- _Written instruction_: Each line below should be reproduced without any alteration.

- _Provided entries_:
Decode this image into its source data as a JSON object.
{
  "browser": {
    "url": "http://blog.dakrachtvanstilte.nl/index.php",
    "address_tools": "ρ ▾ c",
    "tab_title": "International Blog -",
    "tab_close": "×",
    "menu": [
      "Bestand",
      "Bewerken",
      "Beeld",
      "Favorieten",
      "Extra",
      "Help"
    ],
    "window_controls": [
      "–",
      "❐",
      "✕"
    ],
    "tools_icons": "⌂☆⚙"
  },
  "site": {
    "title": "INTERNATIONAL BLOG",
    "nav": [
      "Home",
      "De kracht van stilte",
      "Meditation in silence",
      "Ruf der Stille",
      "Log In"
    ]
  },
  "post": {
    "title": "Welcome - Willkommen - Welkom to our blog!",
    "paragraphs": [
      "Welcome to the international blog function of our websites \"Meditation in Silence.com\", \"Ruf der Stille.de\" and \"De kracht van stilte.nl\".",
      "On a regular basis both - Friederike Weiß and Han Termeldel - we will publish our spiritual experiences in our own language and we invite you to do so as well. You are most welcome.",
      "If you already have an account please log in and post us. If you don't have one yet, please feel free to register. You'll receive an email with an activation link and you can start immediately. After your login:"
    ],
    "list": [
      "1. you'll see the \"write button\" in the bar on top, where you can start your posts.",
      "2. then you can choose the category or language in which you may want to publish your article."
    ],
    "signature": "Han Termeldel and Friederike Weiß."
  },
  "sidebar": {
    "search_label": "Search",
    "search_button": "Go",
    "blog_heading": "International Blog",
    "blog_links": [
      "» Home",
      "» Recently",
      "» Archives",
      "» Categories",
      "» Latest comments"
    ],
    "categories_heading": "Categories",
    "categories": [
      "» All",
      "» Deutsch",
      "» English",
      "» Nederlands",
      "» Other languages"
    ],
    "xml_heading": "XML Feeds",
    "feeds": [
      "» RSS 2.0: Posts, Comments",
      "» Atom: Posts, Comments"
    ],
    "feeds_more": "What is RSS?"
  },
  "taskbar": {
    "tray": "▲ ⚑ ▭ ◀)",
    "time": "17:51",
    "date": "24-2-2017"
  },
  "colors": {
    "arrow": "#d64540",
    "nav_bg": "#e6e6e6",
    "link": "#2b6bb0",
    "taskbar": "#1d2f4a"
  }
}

- _Task answer_:
Decode this image into its source data as a JSON object.
{
  "browser": {
    "url": "http://blog.dakrachtvanstilte.nl/index.php",
    "address_tools": "ρ ▾ c",
    "tab_title": "International Blog -",
    "tab_close": "×",
    "menu": [
      "Bestand",
      "Bewerken",
      "Beeld",
      "Favorieten",
      "Extra",
      "Help"
    ],
    "window_controls": [
      "–",
      "❐",
      "✕"
    ],
    "tools_icons": "⌂☆⚙"
  },
  "site": {
    "title": "INTERNATIONAL BLOG",
    "nav": [
      "Home",
      "De kracht van stilte",
      "Meditation in silence",
      "Ruf der Stille",
      "Log In"
    ]
  },
  "post": {
    "title": "Welcome - Willkommen - Welkom to our blog!",
    "paragraphs": [
      "Welcome to the international blog function of our websites \"Meditation in Silence.com\", \"Ruf der Stille.de\" and \"De kracht van stilte.nl\".",
      "On a regular basis both - Friederike Weiß and Han Termeldel - we will publish our spiritual experiences in our own language and we invite you to do so as well. You are most welcome.",
      "If you already have an account please log in and post us. If you don't have one yet, please feel free to register. You'll receive an email with an activation link and you can start immediately. After your login:"
    ],
    "list": [
      "1. you'll see the \"write button\" in the bar on top, where you can start your posts.",
      "2. then you can choose the category or language in which you may want to publish your article."
    ],
    "signature": "Han Termeldel and Friederike Weiß."
  },
  "sidebar": {
    "search_label": "Search",
    "search_button": "Go",
    "blog_heading": "International Blog",
    "blog_links": [
      "» Home",
      "» Recently",
      "» Archives",
      "» Categories",
      "» Latest comments"
    ],
    "categories_heading": "Categories",
    "categories": [
      "» All",
      "» Deutsch",
      "» English",
      "» Nederlands",
      "» Other languages"
    ],
    "xml_heading": "XML Feeds",
    "feeds": [
      "» RSS 2.0: Posts, Comments",
      "» Atom: Posts, Comments"
    ],
    "feeds_more": "What is RSS?"
  },
  "taskbar": {
    "tray": "▲ ⚑ ▭ ◀)",
    "time": "17:51",
    "date": "24-2-2017"
  },
  "colors": {
    "arrow": "#d64540",
    "nav_bg": "#e6e6e6",
    "link": "#2b6bb0",
    "taskbar": "#1d2f4a"
  }
}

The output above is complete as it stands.